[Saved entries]

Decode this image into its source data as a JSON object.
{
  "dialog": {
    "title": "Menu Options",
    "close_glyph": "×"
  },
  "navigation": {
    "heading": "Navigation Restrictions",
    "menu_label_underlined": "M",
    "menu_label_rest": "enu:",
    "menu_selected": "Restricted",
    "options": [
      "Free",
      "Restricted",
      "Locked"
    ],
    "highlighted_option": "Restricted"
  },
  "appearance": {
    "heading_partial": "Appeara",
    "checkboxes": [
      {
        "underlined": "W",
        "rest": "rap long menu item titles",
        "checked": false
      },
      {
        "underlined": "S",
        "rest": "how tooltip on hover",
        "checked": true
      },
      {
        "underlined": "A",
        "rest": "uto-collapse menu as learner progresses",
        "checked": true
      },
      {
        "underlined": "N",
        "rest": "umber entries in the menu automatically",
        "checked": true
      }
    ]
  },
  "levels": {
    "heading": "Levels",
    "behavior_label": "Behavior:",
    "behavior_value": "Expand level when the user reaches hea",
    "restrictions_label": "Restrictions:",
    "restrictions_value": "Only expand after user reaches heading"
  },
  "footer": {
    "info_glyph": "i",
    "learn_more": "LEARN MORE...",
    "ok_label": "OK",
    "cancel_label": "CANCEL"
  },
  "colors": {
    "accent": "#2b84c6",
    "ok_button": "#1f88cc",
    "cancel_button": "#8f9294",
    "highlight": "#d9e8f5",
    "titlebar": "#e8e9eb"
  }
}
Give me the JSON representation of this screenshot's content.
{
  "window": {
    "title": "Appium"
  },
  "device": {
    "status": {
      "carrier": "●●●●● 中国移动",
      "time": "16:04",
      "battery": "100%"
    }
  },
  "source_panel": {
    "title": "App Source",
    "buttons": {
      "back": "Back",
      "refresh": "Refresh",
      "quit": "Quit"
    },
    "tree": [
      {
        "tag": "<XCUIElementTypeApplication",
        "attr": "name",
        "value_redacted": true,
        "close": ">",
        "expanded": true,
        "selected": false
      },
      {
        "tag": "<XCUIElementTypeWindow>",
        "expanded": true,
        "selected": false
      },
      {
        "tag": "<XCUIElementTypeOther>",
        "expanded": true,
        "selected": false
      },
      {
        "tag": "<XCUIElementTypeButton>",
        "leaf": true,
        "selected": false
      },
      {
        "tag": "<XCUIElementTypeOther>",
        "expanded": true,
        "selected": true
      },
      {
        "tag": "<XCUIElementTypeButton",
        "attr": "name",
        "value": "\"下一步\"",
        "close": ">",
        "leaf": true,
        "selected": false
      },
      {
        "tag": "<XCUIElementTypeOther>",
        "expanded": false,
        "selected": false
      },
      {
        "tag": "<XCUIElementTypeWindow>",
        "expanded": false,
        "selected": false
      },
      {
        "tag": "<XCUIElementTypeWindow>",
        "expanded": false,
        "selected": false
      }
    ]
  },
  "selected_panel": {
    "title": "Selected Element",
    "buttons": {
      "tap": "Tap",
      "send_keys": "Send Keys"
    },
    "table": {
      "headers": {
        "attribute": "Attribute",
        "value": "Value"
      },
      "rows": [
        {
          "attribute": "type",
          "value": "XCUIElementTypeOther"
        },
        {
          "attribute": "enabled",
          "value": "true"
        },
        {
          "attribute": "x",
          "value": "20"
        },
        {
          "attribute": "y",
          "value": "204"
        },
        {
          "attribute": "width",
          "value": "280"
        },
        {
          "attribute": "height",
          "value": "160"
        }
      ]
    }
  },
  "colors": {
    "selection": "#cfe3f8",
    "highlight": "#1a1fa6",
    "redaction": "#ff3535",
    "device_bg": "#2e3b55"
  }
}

» **Task details**
Write out every entry verbatim.

» **Result of the task**
Decode this image into its source data as a JSON object.
{
  "dialog": {
    "title": "Menu Options",
    "close_glyph": "×"
  },
  "navigation": {
    "heading": "Navigation Restrictions",
    "menu_label_underlined": "M",
    "menu_label_rest": "enu:",
    "menu_selected": "Restricted",
    "options": [
      "Free",
      "Restricted",
      "Locked"
    ],
    "highlighted_option": "Restricted"
  },
  "appearance": {
    "heading_partial": "Appeara",
    "checkboxes": [
      {
        "underlined": "W",
        "rest": "rap long menu item titles",
        "checked": false
      },
      {
        "underlined": "S",
        "rest": "how tooltip on hover",
        "checked": true
      },
      {
        "underlined": "A",
        "rest": "uto-collapse menu as learner progresses",
        "checked": true
      },
      {
        "underlined": "N",
        "rest": "umber entries in the menu automatically",
        "checked": true
      }
    ]
  },
  "levels": {
    "heading": "Levels",
    "behavior_label": "Behavior:",
    "behavior_value": "Expand level when the user reaches hea",
    "restrictions_label": "Restrictions:",
    "restrictions_value": "Only expand after user reaches heading"
  },
  "footer": {
    "info_glyph": "i",
    "learn_more": "LEARN MORE...",
    "ok_label": "OK",
    "cancel_label": "CANCEL"
  },
  "colors": {
    "accent": "#2b84c6",
    "ok_button": "#1f88cc",
    "cancel_button": "#8f9294",
    "highlight": "#d9e8f5",
    "titlebar": "#e8e9eb"
  }
}
Give me the JSON representation of this screenshot's content.
{
  "window": {
    "title": "Appium"
  },
  "device": {
    "status": {
      "carrier": "●●●●● 中国移动",
      "time": "16:04",
      "battery": "100%"
    }
  },
  "source_panel": {
    "title": "App Source",
    "buttons": {
      "back": "Back",
      "refresh": "Refresh",
      "quit": "Quit"
    },
    "tree": [
      {
        "tag": "<XCUIElementTypeApplication",
        "attr": "name",
        "value_redacted": true,
        "close": ">",
        "expanded": true,
        "selected": false
      },
      {
        "tag": "<XCUIElementTypeWindow>",
        "expanded": true,
        "selected": false
      },
      {
        "tag": "<XCUIElementTypeOther>",
        "expanded": true,
        "selected": false
      },
      {
        "tag": "<XCUIElementTypeButton>",
        "leaf": true,
        "selected": false
      },
      {
        "tag": "<XCUIElementTypeOther>",
        "expanded": true,
        "selected": true
      },
      {
        "tag": "<XCUIElementTypeButton",
        "attr": "name",
        "value": "\"下一步\"",
        "close": ">",
        "leaf": true,
        "selected": false
      },
      {
        "tag": "<XCUIElementTypeOther>",
        "expanded": false,
        "selected": false
      },
      {
        "tag": "<XCUIElementTypeWindow>",
        "expanded": false,
        "selected": false
      },
      {
        "tag": "<XCUIElementTypeWindow>",
        "expanded": false,
        "selected": false
      }
    ]
  },
  "selected_panel": {
    "title": "Selected Element",
    "buttons": {
      "tap": "Tap",
      "send_keys": "Send Keys"
    },
    "table": {
      "headers": {
        "attribute": "Attribute",
        "value": "Value"
      },
      "rows": [
        {
          "attribute": "type",
          "value": "XCUIElementTypeOther"
        },
        {
          "attribute": "enabled",
          "value": "true"
        },
        {
          "attribute": "x",
          "value": "20"
        },
        {
          "attribute": "y",
          "value": "204"
        },
        {
          "attribute": "width",
          "value": "280"
        },
        {
          "attribute": "height",
          "value": "160"
        }
      ]
    }
  },
  "colors": {
    "selection": "#cfe3f8",
    "highlight": "#1a1fa6",
    "redaction": "#ff3535",
    "device_bg": "#2e3b55"
  }
}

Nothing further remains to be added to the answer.